What you need to do: Every line below that holds the string "footer" should be copied out.

Items:
__________

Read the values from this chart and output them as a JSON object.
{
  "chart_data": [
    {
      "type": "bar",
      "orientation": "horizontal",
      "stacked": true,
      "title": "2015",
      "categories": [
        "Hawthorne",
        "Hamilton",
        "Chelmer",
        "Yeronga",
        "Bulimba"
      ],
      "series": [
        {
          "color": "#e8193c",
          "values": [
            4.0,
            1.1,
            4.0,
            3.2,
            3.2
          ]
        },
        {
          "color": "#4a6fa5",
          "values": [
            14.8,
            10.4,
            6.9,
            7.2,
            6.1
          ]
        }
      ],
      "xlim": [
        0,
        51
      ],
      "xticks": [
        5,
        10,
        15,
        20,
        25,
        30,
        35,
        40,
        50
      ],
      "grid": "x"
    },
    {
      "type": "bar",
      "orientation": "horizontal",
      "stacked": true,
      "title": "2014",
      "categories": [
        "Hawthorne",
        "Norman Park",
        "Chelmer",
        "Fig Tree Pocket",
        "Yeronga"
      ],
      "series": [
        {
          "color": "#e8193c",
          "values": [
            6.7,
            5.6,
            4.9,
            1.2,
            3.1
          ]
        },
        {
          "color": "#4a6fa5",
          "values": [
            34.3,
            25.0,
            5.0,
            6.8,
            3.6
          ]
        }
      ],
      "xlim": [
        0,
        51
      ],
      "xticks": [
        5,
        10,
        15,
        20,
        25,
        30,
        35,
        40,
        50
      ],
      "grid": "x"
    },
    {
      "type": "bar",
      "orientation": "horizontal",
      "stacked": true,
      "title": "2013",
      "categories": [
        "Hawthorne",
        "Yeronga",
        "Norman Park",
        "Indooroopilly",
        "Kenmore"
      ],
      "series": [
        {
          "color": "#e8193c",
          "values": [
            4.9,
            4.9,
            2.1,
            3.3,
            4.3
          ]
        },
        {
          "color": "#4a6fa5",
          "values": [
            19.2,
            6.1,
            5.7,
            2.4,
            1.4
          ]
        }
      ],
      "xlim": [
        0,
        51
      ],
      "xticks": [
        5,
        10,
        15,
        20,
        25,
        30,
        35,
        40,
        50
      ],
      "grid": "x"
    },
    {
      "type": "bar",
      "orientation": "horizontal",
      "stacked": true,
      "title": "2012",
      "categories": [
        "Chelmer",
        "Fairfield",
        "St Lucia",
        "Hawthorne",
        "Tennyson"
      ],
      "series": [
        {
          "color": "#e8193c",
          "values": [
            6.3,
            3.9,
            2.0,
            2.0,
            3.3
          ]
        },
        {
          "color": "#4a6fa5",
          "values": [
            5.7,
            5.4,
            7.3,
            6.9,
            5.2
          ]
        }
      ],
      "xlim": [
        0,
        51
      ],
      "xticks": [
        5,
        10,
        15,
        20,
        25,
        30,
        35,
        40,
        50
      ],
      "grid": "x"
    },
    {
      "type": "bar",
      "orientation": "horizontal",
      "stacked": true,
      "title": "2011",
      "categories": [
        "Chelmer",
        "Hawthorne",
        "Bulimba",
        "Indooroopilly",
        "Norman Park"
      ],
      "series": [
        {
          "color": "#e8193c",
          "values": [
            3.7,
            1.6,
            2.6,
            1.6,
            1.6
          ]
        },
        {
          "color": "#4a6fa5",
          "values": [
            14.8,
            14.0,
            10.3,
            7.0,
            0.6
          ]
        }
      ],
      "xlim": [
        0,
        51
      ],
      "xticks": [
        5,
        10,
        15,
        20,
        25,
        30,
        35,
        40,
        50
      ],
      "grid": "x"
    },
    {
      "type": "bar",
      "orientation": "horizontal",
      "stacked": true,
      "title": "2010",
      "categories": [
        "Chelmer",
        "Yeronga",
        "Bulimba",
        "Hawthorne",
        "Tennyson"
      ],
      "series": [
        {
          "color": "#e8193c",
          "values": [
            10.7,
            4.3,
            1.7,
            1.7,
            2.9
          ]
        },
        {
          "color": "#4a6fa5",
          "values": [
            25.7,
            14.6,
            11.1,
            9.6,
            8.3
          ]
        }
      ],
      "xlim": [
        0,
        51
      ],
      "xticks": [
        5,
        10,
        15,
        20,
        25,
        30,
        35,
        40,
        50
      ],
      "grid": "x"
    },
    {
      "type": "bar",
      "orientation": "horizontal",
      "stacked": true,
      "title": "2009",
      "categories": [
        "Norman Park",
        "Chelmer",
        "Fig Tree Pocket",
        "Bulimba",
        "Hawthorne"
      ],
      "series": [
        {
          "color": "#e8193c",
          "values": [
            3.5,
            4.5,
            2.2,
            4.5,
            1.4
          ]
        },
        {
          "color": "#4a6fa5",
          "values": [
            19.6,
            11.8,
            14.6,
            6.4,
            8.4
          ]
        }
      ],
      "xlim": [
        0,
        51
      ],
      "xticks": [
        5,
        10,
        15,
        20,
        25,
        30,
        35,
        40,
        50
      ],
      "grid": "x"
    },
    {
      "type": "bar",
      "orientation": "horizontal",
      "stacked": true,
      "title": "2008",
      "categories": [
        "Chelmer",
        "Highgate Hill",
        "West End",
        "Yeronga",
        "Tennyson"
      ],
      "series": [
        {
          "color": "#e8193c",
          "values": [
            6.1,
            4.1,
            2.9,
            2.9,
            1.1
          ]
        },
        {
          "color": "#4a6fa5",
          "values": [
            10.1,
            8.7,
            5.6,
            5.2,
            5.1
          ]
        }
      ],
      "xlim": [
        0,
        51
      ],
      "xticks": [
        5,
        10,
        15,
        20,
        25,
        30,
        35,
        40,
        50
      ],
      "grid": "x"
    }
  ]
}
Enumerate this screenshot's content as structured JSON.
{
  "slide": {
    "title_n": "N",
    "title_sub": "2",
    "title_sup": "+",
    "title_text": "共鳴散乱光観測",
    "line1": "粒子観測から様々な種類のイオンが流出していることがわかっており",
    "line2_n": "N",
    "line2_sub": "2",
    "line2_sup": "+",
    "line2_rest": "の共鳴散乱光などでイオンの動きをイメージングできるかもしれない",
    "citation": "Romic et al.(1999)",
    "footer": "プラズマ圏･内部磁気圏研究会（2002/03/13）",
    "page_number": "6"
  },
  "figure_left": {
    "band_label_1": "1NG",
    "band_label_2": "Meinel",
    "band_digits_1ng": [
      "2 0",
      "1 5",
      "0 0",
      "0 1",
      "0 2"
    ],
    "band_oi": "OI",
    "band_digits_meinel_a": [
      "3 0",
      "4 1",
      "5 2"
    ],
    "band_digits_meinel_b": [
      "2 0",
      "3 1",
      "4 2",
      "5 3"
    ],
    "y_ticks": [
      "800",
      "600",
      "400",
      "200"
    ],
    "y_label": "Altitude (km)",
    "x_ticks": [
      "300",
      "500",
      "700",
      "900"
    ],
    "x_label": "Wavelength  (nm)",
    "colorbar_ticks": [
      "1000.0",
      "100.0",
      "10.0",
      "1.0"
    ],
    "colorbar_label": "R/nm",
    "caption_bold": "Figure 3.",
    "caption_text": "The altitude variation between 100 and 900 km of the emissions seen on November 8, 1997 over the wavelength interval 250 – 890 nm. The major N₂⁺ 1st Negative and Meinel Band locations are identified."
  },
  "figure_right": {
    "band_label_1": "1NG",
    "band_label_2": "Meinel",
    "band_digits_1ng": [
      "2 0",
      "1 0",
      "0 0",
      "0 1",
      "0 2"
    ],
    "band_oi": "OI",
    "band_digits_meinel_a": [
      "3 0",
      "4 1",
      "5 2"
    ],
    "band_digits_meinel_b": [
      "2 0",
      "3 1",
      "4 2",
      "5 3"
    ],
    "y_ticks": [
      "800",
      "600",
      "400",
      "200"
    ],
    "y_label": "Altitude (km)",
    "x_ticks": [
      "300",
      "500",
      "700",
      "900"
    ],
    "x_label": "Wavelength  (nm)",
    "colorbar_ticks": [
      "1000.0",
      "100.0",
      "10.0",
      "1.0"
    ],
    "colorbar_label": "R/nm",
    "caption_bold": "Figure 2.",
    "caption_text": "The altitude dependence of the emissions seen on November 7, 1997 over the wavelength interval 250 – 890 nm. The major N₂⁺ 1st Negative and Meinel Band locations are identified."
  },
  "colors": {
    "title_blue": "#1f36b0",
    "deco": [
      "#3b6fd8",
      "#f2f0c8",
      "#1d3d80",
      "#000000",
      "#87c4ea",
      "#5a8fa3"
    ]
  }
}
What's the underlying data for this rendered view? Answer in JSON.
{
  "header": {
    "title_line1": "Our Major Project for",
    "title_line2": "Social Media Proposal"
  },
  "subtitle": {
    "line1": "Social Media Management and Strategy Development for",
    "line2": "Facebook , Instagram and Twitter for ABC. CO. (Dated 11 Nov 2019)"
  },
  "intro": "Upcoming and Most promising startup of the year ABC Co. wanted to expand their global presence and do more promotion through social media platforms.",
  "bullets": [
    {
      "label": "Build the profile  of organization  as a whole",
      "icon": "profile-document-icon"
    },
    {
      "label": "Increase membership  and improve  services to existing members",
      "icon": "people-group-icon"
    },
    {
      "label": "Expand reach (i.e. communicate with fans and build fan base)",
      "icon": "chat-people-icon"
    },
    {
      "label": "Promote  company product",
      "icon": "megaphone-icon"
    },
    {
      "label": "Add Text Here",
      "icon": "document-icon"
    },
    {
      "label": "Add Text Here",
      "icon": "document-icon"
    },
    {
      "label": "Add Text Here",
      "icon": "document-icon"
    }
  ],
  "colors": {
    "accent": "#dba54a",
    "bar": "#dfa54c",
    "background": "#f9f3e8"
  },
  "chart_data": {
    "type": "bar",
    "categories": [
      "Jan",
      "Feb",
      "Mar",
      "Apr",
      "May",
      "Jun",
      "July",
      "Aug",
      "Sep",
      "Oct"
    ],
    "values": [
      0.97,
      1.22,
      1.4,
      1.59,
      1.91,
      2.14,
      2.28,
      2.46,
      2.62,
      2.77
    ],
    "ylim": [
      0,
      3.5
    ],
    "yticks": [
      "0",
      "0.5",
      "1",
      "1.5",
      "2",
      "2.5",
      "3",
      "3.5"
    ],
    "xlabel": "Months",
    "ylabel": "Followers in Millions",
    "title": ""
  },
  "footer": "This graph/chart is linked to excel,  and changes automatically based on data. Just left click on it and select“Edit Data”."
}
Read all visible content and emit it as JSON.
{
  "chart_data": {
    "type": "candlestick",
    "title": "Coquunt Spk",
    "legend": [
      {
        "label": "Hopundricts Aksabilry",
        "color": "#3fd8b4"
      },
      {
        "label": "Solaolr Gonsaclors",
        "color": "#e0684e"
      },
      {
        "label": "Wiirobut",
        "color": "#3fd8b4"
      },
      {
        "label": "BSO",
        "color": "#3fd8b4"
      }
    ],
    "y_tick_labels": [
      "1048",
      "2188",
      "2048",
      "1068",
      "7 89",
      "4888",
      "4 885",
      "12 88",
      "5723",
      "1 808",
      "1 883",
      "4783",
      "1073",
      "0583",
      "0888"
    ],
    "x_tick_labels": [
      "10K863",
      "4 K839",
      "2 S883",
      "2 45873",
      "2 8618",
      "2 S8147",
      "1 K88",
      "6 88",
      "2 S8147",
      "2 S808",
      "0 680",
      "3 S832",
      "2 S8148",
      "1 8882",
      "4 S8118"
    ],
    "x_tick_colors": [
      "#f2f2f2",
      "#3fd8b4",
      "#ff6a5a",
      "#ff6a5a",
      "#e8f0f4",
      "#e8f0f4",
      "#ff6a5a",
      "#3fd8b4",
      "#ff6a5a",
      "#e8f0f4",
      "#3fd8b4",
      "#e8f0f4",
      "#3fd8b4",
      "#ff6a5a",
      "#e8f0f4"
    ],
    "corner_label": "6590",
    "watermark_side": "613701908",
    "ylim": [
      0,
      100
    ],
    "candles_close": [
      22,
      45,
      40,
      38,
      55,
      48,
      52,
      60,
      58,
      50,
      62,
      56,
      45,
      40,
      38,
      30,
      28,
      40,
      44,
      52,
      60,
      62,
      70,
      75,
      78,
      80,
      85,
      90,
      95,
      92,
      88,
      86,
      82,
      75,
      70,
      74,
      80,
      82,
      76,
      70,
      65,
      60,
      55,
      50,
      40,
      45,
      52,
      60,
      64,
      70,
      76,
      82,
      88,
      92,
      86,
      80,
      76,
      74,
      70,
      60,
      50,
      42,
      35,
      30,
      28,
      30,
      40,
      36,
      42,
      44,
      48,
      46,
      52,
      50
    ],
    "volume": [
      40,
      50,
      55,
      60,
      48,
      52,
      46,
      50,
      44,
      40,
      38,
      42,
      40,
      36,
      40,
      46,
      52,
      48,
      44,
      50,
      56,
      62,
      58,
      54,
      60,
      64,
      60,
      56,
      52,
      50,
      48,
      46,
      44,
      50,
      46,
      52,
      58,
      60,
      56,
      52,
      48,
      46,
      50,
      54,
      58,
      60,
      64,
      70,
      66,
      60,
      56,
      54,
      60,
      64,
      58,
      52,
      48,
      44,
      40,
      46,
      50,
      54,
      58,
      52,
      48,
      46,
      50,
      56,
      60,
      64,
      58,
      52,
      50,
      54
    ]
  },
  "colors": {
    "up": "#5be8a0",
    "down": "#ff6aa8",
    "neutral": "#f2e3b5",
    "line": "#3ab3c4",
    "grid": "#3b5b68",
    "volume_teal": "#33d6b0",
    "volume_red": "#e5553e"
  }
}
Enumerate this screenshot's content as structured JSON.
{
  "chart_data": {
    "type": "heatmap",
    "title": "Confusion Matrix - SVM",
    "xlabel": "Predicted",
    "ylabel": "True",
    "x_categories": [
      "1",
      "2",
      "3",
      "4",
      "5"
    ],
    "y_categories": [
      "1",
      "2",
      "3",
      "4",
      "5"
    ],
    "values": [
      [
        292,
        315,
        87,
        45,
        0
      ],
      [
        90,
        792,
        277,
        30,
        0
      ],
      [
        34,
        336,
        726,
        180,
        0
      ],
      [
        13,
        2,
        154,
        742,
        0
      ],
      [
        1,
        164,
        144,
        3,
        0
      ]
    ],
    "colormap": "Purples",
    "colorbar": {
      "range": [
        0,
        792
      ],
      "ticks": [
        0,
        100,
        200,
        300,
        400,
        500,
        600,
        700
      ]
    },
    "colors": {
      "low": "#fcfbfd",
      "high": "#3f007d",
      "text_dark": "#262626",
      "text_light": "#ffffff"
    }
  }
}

__________

Finished answer:
    "footer": "プラズマ圏･内部磁気圏研究会（2002/03/13）",
  "footer": "This graph/chart is linked to excel,  and changes automatically based on data. Just left click on it and select“Edit Data”."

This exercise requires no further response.